* _Exercise instructions_:
Will you extract the entries word for word? Images should not appear in the copy.

Start The records

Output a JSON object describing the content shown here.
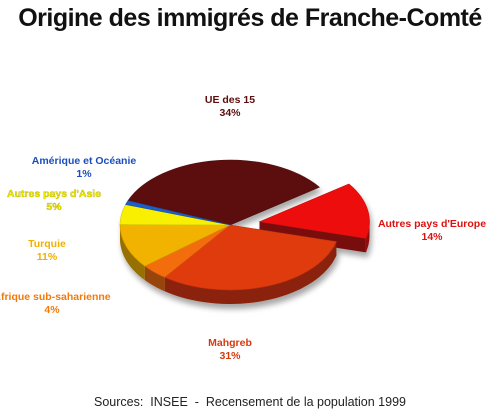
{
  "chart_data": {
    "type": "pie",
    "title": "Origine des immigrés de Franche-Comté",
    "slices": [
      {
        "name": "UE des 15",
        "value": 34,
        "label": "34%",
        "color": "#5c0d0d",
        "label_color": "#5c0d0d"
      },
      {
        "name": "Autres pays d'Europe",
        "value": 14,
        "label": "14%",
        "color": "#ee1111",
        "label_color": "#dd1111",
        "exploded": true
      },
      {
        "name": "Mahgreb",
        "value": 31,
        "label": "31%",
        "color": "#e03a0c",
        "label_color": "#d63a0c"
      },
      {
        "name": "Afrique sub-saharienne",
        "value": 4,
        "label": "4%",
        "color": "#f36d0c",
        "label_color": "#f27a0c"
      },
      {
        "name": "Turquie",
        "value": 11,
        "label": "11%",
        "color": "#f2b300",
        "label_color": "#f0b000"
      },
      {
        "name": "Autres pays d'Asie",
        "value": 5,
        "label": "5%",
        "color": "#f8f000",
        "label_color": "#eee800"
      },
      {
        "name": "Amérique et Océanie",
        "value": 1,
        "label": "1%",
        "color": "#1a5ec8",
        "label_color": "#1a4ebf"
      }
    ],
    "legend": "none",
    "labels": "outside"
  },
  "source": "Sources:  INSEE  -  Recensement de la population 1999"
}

End The records

* _Written solution_:
Output a JSON object describing the content shown here.
{
  "chart_data": {
    "type": "pie",
    "title": "Origine des immigrés de Franche-Comté",
    "slices": [
      {
        "name": "UE des 15",
        "value": 34,
        "label": "34%",
        "color": "#5c0d0d",
        "label_color": "#5c0d0d"
      },
      {
        "name": "Autres pays d'Europe",
        "value": 14,
        "label": "14%",
        "color": "#ee1111",
        "label_color": "#dd1111",
        "exploded": true
      },
      {
        "name": "Mahgreb",
        "value": 31,
        "label": "31%",
        "color": "#e03a0c",
        "label_color": "#d63a0c"
      },
      {
        "name": "Afrique sub-saharienne",
        "value": 4,
        "label": "4%",
        "color": "#f36d0c",
        "label_color": "#f27a0c"
      },
      {
        "name": "Turquie",
        "value": 11,
        "label": "11%",
        "color": "#f2b300",
        "label_color": "#f0b000"
      },
      {
        "name": "Autres pays d'Asie",
        "value": 5,
        "label": "5%",
        "color": "#f8f000",
        "label_color": "#eee800"
      },
      {
        "name": "Amérique et Océanie",
        "value": 1,
        "label": "1%",
        "color": "#1a5ec8",
        "label_color": "#1a4ebf"
      }
    ],
    "legend": "none",
    "labels": "outside"
  },
  "source": "Sources:  INSEE  -  Recensement de la population 1999"
}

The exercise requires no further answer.